++++ Source data
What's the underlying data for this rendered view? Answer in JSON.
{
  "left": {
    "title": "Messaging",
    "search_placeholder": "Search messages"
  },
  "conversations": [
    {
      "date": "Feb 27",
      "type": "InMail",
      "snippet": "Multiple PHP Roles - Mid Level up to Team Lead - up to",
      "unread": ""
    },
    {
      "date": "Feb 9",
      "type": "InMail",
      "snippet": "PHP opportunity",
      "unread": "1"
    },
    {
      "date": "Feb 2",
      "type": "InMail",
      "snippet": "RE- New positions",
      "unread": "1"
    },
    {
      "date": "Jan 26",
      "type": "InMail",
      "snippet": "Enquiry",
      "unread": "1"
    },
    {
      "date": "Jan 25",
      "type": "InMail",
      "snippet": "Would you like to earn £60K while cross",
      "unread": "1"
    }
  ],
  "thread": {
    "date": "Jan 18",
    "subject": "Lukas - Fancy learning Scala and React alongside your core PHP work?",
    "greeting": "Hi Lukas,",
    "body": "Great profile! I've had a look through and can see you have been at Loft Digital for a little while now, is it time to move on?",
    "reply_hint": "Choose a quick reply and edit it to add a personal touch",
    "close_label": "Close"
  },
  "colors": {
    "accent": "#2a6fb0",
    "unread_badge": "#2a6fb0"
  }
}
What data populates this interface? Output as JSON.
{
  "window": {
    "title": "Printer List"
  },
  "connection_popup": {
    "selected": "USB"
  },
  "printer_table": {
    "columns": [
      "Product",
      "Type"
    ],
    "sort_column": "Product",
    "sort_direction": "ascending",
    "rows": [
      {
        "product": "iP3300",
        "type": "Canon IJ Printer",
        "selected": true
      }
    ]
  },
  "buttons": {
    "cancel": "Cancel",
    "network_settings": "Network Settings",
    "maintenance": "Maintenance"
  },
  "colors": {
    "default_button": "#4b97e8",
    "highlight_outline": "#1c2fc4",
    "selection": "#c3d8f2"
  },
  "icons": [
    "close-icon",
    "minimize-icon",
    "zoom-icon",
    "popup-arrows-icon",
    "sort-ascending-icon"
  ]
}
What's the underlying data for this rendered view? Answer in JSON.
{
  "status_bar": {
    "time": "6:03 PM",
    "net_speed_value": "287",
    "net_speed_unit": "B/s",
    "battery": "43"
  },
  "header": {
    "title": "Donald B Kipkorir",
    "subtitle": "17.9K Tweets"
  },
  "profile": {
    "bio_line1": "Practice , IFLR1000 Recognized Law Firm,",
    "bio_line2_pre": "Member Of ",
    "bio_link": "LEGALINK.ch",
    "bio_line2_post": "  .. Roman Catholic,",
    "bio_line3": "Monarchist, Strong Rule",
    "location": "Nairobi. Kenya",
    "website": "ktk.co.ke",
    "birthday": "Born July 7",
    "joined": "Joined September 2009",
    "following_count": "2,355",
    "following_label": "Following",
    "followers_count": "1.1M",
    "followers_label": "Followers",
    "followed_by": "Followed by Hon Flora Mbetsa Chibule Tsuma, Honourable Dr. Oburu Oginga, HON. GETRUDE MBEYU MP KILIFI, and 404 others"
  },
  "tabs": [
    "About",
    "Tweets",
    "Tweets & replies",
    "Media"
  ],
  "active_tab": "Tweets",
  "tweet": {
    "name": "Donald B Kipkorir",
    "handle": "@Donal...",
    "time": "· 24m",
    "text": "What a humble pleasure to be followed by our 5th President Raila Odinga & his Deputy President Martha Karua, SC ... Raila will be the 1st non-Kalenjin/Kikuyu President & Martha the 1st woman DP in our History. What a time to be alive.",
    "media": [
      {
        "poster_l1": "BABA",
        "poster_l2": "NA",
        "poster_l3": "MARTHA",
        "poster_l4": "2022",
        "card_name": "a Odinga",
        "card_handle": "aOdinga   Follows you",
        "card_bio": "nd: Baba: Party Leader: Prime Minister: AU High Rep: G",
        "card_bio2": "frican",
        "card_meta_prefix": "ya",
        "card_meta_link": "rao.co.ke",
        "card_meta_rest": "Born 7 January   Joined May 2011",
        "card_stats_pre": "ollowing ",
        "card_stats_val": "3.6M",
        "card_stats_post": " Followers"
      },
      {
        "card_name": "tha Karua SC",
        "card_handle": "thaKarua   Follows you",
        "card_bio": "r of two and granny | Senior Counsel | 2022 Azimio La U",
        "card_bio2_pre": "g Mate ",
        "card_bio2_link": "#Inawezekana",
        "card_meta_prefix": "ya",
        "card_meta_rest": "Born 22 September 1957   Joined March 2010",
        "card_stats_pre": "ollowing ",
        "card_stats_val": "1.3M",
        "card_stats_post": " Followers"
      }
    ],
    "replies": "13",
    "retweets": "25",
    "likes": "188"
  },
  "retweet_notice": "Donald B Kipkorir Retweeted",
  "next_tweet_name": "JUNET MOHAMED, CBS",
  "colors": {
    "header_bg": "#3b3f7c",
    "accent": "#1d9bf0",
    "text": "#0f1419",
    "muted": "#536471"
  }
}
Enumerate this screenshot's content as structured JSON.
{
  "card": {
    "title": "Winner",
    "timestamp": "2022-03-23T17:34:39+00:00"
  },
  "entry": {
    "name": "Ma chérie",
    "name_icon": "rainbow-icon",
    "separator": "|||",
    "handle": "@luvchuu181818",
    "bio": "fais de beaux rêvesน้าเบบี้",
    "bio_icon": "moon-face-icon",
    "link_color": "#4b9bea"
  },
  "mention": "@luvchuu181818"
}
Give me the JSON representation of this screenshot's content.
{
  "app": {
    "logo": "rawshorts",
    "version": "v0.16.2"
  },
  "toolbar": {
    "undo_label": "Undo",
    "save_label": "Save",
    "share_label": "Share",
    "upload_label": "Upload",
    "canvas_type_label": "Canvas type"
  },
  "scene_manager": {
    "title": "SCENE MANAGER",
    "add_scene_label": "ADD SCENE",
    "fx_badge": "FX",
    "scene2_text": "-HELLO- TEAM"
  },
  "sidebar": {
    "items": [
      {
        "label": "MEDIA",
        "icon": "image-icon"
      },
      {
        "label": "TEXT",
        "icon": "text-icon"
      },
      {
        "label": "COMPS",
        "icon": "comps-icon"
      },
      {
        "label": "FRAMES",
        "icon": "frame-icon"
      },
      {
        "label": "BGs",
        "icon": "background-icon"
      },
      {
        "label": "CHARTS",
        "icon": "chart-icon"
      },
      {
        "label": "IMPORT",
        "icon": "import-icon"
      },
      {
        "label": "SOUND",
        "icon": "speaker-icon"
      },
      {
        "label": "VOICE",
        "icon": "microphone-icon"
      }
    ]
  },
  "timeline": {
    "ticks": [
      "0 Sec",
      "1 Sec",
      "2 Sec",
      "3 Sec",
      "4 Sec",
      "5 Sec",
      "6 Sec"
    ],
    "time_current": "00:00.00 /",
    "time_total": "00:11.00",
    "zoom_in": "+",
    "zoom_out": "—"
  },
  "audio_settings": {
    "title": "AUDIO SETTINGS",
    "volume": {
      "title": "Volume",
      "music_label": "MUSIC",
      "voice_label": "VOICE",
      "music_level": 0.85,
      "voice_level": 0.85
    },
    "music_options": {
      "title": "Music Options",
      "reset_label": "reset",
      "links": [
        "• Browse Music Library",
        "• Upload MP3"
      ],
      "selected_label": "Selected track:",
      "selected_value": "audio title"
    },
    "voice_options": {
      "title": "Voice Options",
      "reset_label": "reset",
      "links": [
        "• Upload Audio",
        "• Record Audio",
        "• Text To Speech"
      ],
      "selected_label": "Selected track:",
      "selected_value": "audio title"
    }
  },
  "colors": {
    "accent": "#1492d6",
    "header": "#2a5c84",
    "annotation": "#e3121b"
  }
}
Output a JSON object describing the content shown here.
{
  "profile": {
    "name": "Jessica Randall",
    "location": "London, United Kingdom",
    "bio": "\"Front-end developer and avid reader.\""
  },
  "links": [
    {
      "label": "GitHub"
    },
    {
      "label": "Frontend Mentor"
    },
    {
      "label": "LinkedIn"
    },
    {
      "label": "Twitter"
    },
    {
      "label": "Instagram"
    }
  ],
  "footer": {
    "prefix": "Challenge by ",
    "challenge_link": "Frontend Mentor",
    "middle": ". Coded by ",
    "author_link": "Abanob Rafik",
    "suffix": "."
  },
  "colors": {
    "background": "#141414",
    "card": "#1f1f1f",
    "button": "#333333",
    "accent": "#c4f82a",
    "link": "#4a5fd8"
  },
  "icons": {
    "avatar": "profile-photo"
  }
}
++++++++
→ **Given request**:
Every line containing the string "this" must be listed.

→ **Correct result**:
What's the underlying data for this rendered view? Answer in JSON.
What data populates this interface? Output as JSON.
What's the underlying data for this rendered view? Answer in JSON.
Enumerate this screenshot's content as structured JSON.
Give me the JSON representation of this screenshot's content.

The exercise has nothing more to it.